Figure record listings
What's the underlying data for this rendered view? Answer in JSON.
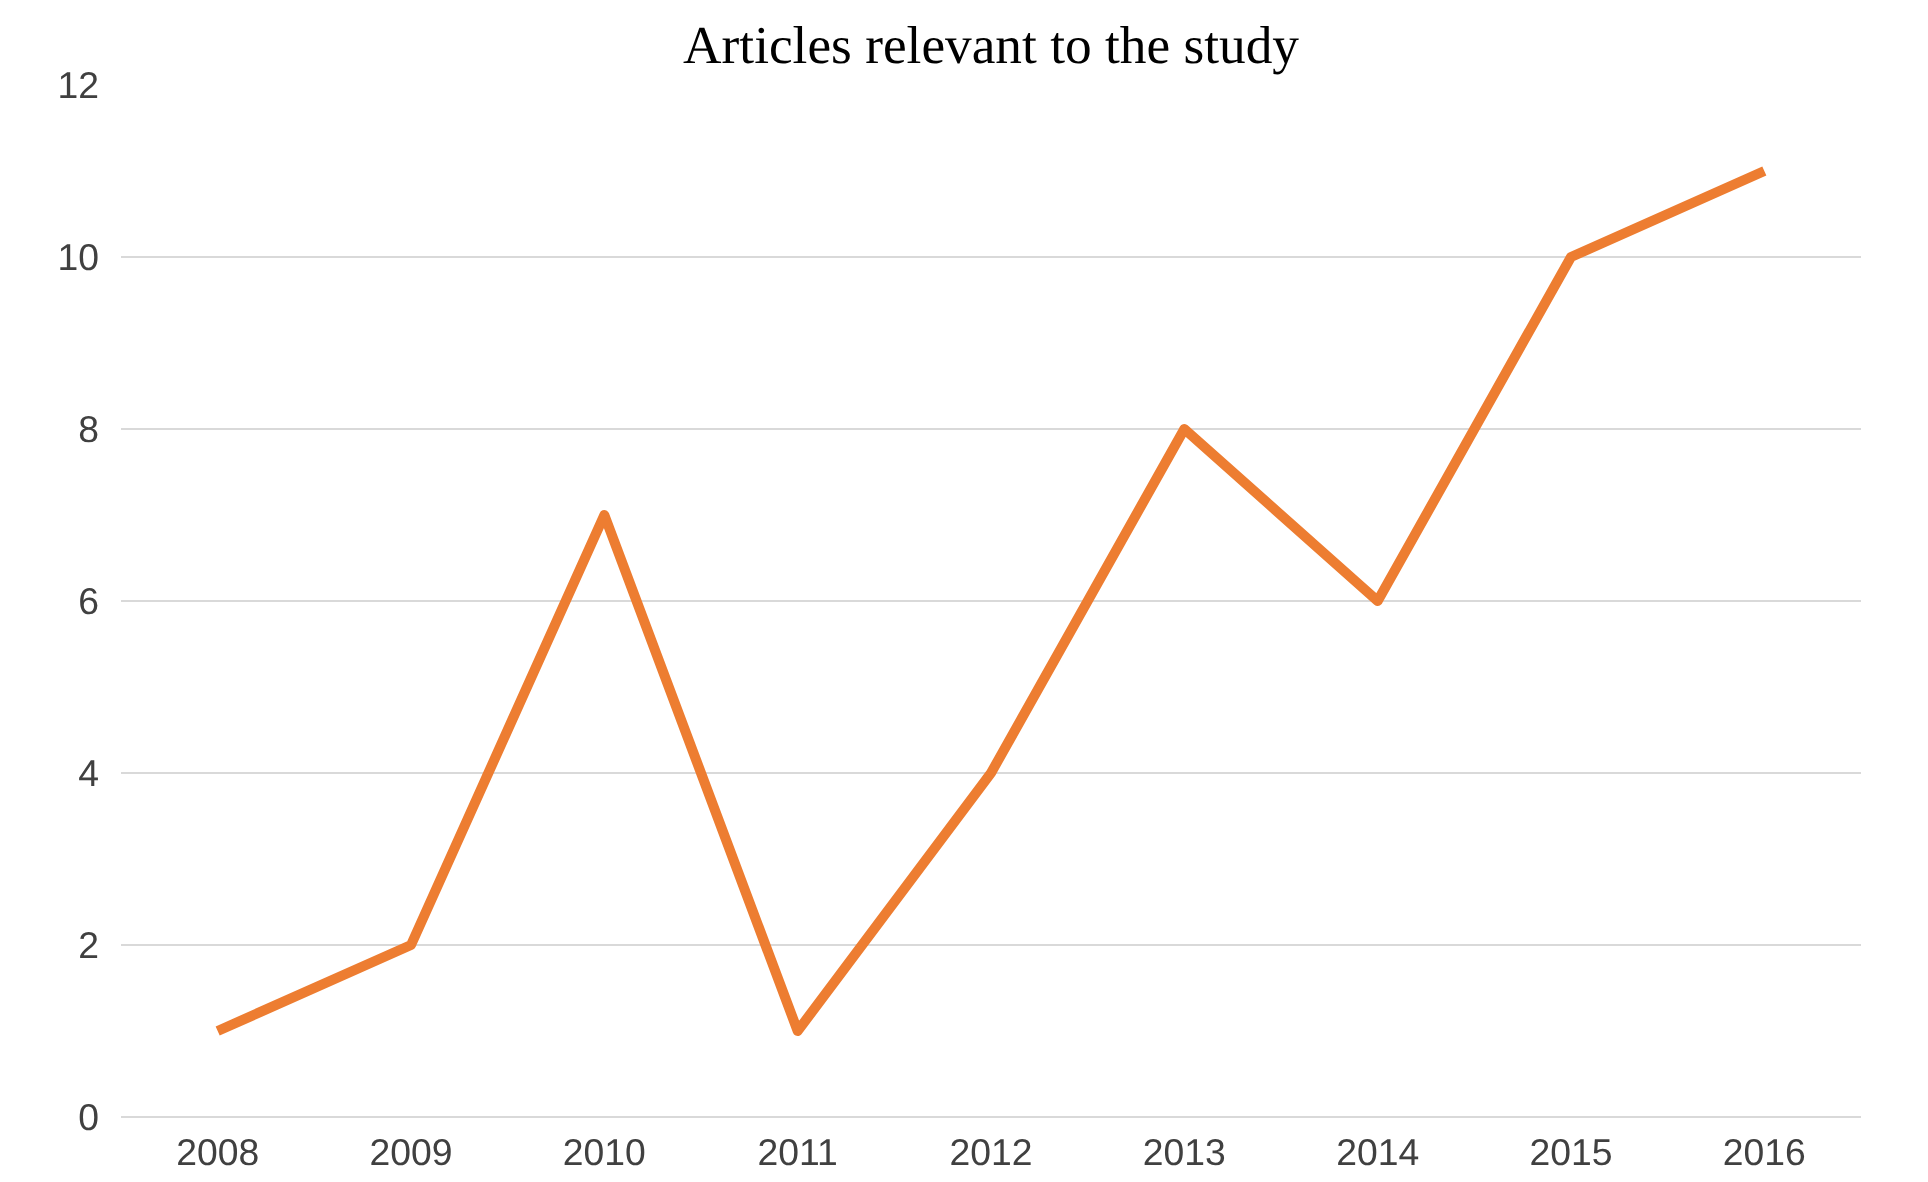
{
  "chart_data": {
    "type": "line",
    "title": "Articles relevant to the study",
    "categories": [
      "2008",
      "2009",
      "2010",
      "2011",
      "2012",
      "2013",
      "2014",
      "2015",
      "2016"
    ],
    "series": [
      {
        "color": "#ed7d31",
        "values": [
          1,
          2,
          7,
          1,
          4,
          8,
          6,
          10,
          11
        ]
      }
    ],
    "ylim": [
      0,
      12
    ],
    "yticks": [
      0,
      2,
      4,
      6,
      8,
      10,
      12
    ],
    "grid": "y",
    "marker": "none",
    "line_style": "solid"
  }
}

REQUIREMENTS:
Write out the material above once more, exactly as it reads, with no pictures.

THE ANSWER:
What's the underlying data for this rendered view? Answer in JSON.
{
  "chart_data": {
    "type": "line",
    "title": "Articles relevant to the study",
    "categories": [
      "2008",
      "2009",
      "2010",
      "2011",
      "2012",
      "2013",
      "2014",
      "2015",
      "2016"
    ],
    "series": [
      {
        "color": "#ed7d31",
        "values": [
          1,
          2,
          7,
          1,
          4,
          8,
          6,
          10,
          11
        ]
      }
    ],
    "ylim": [
      0,
      12
    ],
    "yticks": [
      0,
      2,
      4,
      6,
      8,
      10,
      12
    ],
    "grid": "y",
    "marker": "none",
    "line_style": "solid"
  }
}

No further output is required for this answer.